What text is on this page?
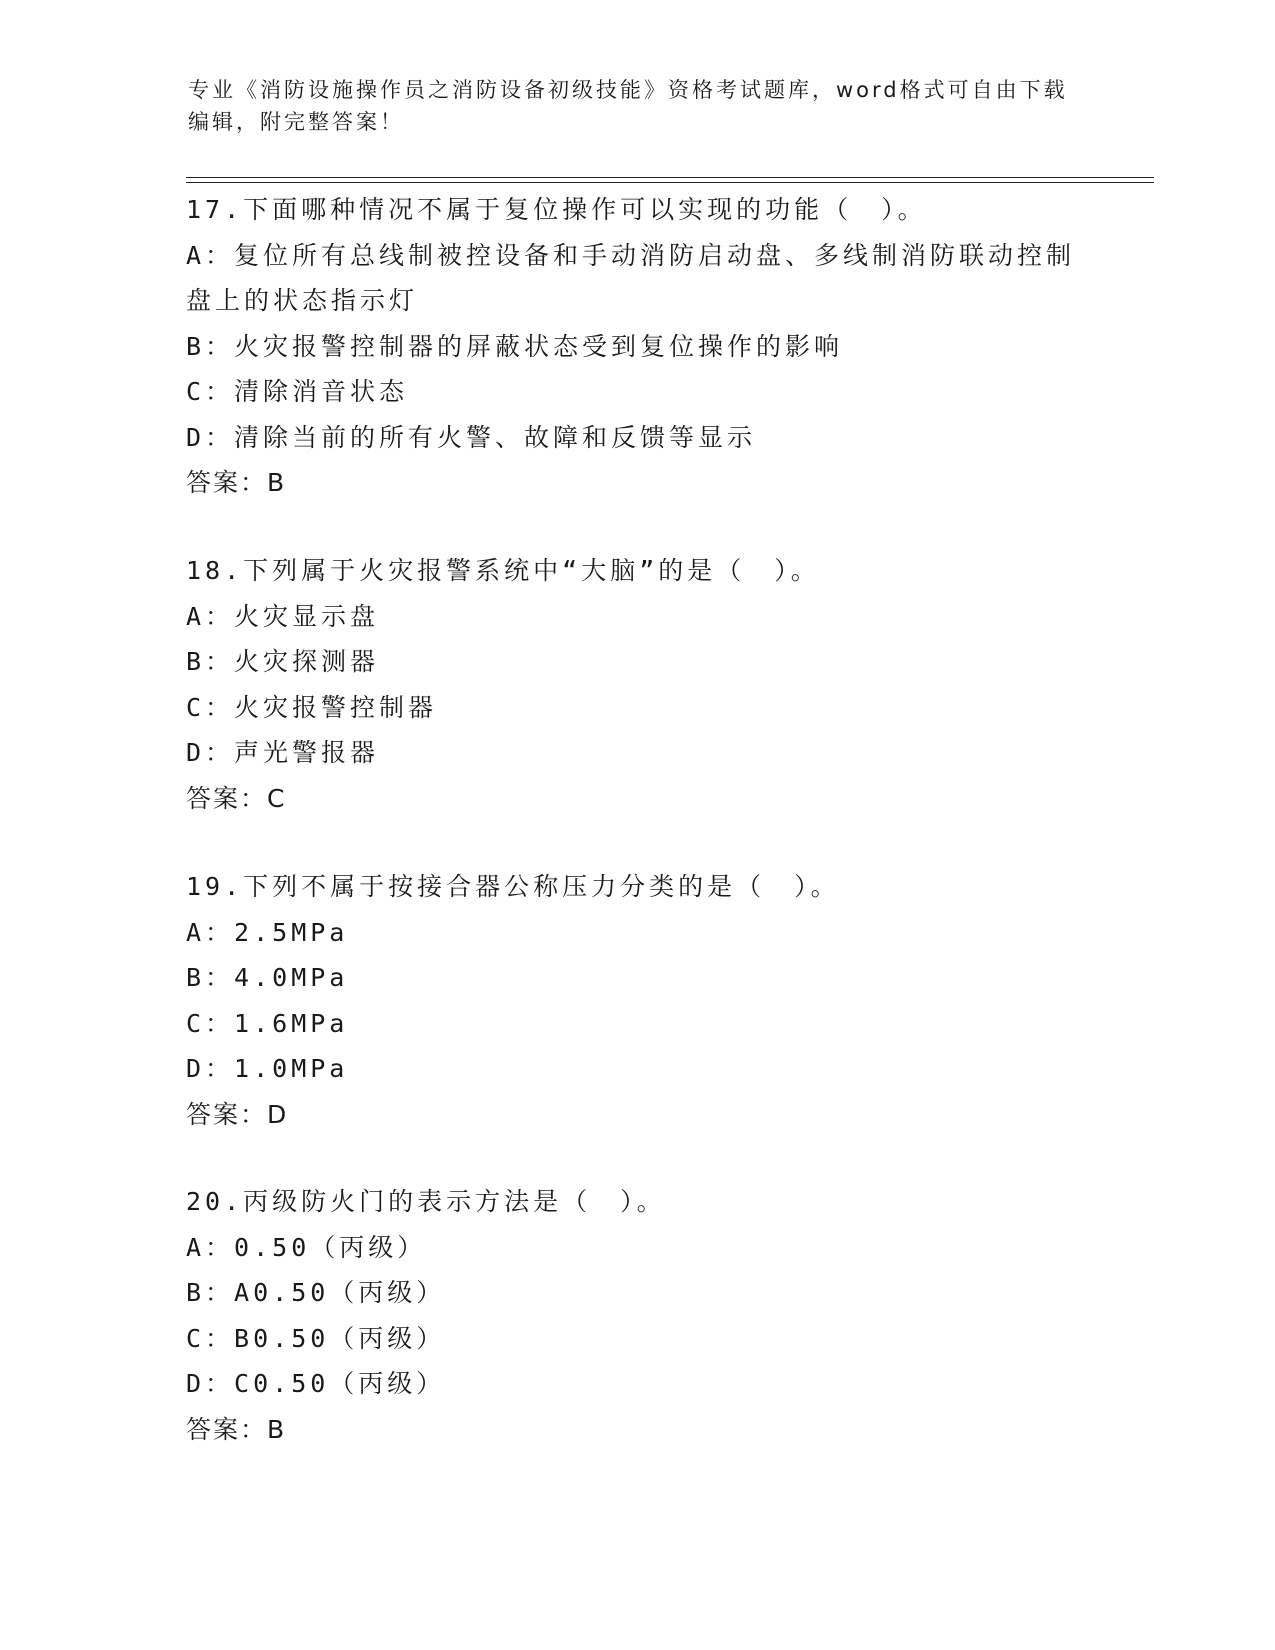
专业《消防设施操作员之消防设备初级技能》资格考试题库，word格式可自由下载编辑，附完整答案！
17.下面哪种情况不属于复位操作可以实现的功能（　）。
A：复位所有总线制被控设备和手动消防启动盘、多线制消防联动控制
盘上的状态指示灯
B：火灾报警控制器的屏蔽状态受到复位操作的影响
C：清除消音状态
D：清除当前的所有火警、故障和反馈等显示
答案：B
18.下列属于火灾报警系统中“大脑”的是（　）。
A：火灾显示盘
B：火灾探测器
C：火灾报警控制器
D：声光警报器
答案：C
19.下列不属于按接合器公称压力分类的是（　）。
A：2.5MPa
B：4.0MPa
C：1.6MPa
D：1.0MPa
答案：D
20.丙级防火门的表示方法是（　）。
A：0.50（丙级）
B：A0.50（丙级）
C：B0.50（丙级）
D：C0.50（丙级）
答案：B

TASK = Generate a word-for-word copy of the preceding records, excluding all pictures.

COMPLETE OUTPUT =
What text is on this page?
专业《消防设施操作员之消防设备初级技能》资格考试题库，word格式可自由下载编辑，附完整答案！
17.下面哪种情况不属于复位操作可以实现的功能（　）。
A：复位所有总线制被控设备和手动消防启动盘、多线制消防联动控制
盘上的状态指示灯
B：火灾报警控制器的屏蔽状态受到复位操作的影响
C：清除消音状态
D：清除当前的所有火警、故障和反馈等显示
答案：B
18.下列属于火灾报警系统中“大脑”的是（　）。
A：火灾显示盘
B：火灾探测器
C：火灾报警控制器
D：声光警报器
答案：C
19.下列不属于按接合器公称压力分类的是（　）。
A：2.5MPa
B：4.0MPa
C：1.6MPa
D：1.0MPa
答案：D
20.丙级防火门的表示方法是（　）。
A：0.50（丙级）
B：A0.50（丙级）
C：B0.50（丙级）
D：C0.50（丙级）
答案：B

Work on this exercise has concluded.